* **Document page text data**
━━━━━━━━━━━━━━━━

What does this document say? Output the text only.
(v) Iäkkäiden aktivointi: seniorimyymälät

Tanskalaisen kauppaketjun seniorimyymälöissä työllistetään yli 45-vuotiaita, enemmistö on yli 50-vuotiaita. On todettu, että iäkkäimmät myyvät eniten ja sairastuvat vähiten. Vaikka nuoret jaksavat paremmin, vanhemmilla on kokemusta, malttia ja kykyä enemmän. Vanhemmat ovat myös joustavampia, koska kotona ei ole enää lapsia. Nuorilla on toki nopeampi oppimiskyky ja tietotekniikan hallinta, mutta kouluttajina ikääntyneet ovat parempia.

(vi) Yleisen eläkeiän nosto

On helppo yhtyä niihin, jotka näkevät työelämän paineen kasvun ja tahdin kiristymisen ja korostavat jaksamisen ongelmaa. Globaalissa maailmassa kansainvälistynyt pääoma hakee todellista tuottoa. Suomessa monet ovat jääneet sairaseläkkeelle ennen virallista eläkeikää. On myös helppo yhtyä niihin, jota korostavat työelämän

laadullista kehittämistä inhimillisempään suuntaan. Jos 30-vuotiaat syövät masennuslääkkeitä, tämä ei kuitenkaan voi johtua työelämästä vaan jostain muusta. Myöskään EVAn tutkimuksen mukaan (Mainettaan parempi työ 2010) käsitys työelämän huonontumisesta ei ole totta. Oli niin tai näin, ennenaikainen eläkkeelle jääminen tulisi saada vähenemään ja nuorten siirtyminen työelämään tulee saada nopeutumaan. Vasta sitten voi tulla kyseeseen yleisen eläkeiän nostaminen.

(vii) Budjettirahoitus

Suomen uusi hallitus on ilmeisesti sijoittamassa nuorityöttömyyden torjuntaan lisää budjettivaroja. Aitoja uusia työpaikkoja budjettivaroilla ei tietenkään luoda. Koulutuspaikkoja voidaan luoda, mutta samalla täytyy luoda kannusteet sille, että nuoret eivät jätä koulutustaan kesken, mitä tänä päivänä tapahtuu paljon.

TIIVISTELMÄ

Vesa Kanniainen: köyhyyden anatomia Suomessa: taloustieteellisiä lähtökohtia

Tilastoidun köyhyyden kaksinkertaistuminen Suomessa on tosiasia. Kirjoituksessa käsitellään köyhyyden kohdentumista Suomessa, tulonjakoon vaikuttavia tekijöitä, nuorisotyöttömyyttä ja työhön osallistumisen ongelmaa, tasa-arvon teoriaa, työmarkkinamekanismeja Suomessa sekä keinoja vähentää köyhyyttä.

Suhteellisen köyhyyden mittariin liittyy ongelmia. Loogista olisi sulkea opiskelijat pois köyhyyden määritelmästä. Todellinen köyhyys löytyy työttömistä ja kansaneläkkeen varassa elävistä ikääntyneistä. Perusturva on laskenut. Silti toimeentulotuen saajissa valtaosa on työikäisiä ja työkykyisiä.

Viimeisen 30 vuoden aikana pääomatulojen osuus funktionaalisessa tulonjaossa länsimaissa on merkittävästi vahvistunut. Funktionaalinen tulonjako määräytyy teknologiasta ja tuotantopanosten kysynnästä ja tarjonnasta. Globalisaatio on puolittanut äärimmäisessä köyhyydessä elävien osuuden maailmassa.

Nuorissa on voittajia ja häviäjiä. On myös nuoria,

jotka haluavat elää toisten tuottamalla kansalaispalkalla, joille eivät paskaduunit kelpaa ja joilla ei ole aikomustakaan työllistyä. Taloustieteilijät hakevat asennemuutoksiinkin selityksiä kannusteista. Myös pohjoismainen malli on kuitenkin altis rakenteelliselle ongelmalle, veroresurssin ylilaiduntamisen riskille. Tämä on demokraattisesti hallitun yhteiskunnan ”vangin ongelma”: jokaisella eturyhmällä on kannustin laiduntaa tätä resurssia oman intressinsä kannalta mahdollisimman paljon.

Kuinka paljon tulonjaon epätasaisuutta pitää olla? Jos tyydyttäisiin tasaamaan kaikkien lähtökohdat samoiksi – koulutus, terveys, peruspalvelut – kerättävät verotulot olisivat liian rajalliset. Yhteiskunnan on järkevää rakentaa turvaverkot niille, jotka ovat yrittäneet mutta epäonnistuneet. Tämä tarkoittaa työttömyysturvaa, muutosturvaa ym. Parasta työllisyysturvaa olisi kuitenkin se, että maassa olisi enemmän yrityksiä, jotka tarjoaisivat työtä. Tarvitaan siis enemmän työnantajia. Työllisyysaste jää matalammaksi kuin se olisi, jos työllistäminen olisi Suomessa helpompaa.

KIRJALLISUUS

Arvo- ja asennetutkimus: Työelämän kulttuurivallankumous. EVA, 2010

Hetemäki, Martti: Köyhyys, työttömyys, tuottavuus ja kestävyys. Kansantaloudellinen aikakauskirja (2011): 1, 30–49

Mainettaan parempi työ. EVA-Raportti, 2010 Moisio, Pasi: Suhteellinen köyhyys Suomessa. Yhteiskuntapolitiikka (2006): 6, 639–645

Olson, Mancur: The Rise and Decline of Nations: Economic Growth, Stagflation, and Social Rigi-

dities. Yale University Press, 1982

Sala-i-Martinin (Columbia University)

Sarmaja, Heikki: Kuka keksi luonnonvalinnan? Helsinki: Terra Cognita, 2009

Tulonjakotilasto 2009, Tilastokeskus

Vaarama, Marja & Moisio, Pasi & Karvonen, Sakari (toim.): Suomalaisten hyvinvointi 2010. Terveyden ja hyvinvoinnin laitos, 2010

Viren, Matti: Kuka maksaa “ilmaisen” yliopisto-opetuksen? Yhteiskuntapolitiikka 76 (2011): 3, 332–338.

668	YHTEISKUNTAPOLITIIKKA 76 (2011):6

━━━━━━━━━━━━━━━━

* **WHAT THE TASK ASKS**
Write out every entry once more, precisely as it stands.

* **RESULT**
What does this document say? Output the text only.
(v) Iäkkäiden aktivointi: seniorimyymälät

Tanskalaisen kauppaketjun seniorimyymälöissä työllistetään yli 45-vuotiaita, enemmistö on yli 50-vuotiaita. On todettu, että iäkkäimmät myyvät eniten ja sairastuvat vähiten. Vaikka nuoret jaksavat paremmin, vanhemmilla on kokemusta, malttia ja kykyä enemmän. Vanhemmat ovat myös joustavampia, koska kotona ei ole enää lapsia. Nuorilla on toki nopeampi oppimiskyky ja tietotekniikan hallinta, mutta kouluttajina ikääntyneet ovat parempia.

(vi) Yleisen eläkeiän nosto

On helppo yhtyä niihin, jotka näkevät työelämän paineen kasvun ja tahdin kiristymisen ja korostavat jaksamisen ongelmaa. Globaalissa maailmassa kansainvälistynyt pääoma hakee todellista tuottoa. Suomessa monet ovat jääneet sairaseläkkeelle ennen virallista eläkeikää. On myös helppo yhtyä niihin, jota korostavat työelämän

laadullista kehittämistä inhimillisempään suuntaan. Jos 30-vuotiaat syövät masennuslääkkeitä, tämä ei kuitenkaan voi johtua työelämästä vaan jostain muusta. Myöskään EVAn tutkimuksen mukaan (Mainettaan parempi työ 2010) käsitys työelämän huonontumisesta ei ole totta. Oli niin tai näin, ennenaikainen eläkkeelle jääminen tulisi saada vähenemään ja nuorten siirtyminen työelämään tulee saada nopeutumaan. Vasta sitten voi tulla kyseeseen yleisen eläkeiän nostaminen.

(vii) Budjettirahoitus

Suomen uusi hallitus on ilmeisesti sijoittamassa nuorityöttömyyden torjuntaan lisää budjettivaroja. Aitoja uusia työpaikkoja budjettivaroilla ei tietenkään luoda. Koulutuspaikkoja voidaan luoda, mutta samalla täytyy luoda kannusteet sille, että nuoret eivät jätä koulutustaan kesken, mitä tänä päivänä tapahtuu paljon.

TIIVISTELMÄ

Vesa Kanniainen: köyhyyden anatomia Suomessa: taloustieteellisiä lähtökohtia

Tilastoidun köyhyyden kaksinkertaistuminen Suomessa on tosiasia. Kirjoituksessa käsitellään köyhyyden kohdentumista Suomessa, tulonjakoon vaikuttavia tekijöitä, nuorisotyöttömyyttä ja työhön osallistumisen ongelmaa, tasa-arvon teoriaa, työmarkkinamekanismeja Suomessa sekä keinoja vähentää köyhyyttä.

Suhteellisen köyhyyden mittariin liittyy ongelmia. Loogista olisi sulkea opiskelijat pois köyhyyden määritelmästä. Todellinen köyhyys löytyy työttömistä ja kansaneläkkeen varassa elävistä ikääntyneistä. Perusturva on laskenut. Silti toimeentulotuen saajissa valtaosa on työikäisiä ja työkykyisiä.

Viimeisen 30 vuoden aikana pääomatulojen osuus funktionaalisessa tulonjaossa länsimaissa on merkittävästi vahvistunut. Funktionaalinen tulonjako määräytyy teknologiasta ja tuotantopanosten kysynnästä ja tarjonnasta. Globalisaatio on puolittanut äärimmäisessä köyhyydessä elävien osuuden maailmassa.

Nuorissa on voittajia ja häviäjiä. On myös nuoria,

jotka haluavat elää toisten tuottamalla kansalaispalkalla, joille eivät paskaduunit kelpaa ja joilla ei ole aikomustakaan työllistyä. Taloustieteilijät hakevat asennemuutoksiinkin selityksiä kannusteista. Myös pohjoismainen malli on kuitenkin altis rakenteelliselle ongelmalle, veroresurssin ylilaiduntamisen riskille. Tämä on demokraattisesti hallitun yhteiskunnan ”vangin ongelma”: jokaisella eturyhmällä on kannustin laiduntaa tätä resurssia oman intressinsä kannalta mahdollisimman paljon.

Kuinka paljon tulonjaon epätasaisuutta pitää olla? Jos tyydyttäisiin tasaamaan kaikkien lähtökohdat samoiksi – koulutus, terveys, peruspalvelut – kerättävät verotulot olisivat liian rajalliset. Yhteiskunnan on järkevää rakentaa turvaverkot niille, jotka ovat yrittäneet mutta epäonnistuneet. Tämä tarkoittaa työttömyysturvaa, muutosturvaa ym. Parasta työllisyysturvaa olisi kuitenkin se, että maassa olisi enemmän yrityksiä, jotka tarjoaisivat työtä. Tarvitaan siis enemmän työnantajia. Työllisyysaste jää matalammaksi kuin se olisi, jos työllistäminen olisi Suomessa helpompaa.

KIRJALLISUUS

Arvo- ja asennetutkimus: Työelämän kulttuurivallankumous. EVA, 2010

Hetemäki, Martti: Köyhyys, työttömyys, tuottavuus ja kestävyys. Kansantaloudellinen aikakauskirja (2011): 1, 30–49

Mainettaan parempi työ. EVA-Raportti, 2010 Moisio, Pasi: Suhteellinen köyhyys Suomessa. Yhteiskuntapolitiikka (2006): 6, 639–645

Olson, Mancur: The Rise and Decline of Nations: Economic Growth, Stagflation, and Social Rigi-

dities. Yale University Press, 1982

Sala-i-Martinin (Columbia University)

Sarmaja, Heikki: Kuka keksi luonnonvalinnan? Helsinki: Terra Cognita, 2009

Tulonjakotilasto 2009, Tilastokeskus

Vaarama, Marja & Moisio, Pasi & Karvonen, Sakari (toim.): Suomalaisten hyvinvointi 2010. Terveyden ja hyvinvoinnin laitos, 2010

Viren, Matti: Kuka maksaa “ilmaisen” yliopisto-opetuksen? Yhteiskuntapolitiikka 76 (2011): 3, 332–338.

668	YHTEISKUNTAPOLITIIKKA 76 (2011):6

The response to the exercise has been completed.